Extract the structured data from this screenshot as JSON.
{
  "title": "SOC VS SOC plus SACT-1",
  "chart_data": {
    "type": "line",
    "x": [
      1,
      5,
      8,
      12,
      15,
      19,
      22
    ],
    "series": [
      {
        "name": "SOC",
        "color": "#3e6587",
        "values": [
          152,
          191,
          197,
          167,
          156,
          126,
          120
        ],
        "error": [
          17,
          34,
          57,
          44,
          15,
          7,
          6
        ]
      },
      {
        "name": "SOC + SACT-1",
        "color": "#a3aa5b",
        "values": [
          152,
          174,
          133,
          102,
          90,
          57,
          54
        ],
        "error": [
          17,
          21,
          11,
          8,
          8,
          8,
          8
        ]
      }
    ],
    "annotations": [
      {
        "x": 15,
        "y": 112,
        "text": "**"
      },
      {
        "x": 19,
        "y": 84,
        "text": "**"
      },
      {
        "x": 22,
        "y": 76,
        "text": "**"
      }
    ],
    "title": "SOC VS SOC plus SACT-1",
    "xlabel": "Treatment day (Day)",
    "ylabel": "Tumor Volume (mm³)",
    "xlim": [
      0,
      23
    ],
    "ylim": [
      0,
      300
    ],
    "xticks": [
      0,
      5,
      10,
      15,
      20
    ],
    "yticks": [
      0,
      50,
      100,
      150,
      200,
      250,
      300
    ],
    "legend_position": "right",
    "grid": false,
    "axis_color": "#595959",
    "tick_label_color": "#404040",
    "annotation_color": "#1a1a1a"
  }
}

→ To do: Copy out each line of the material above that holds the word "SACT".

→ Worked solution:
  "title": "SOC VS SOC plus SACT-1",
        "name": "SOC + SACT-1",
    "title": "SOC VS SOC plus SACT-1",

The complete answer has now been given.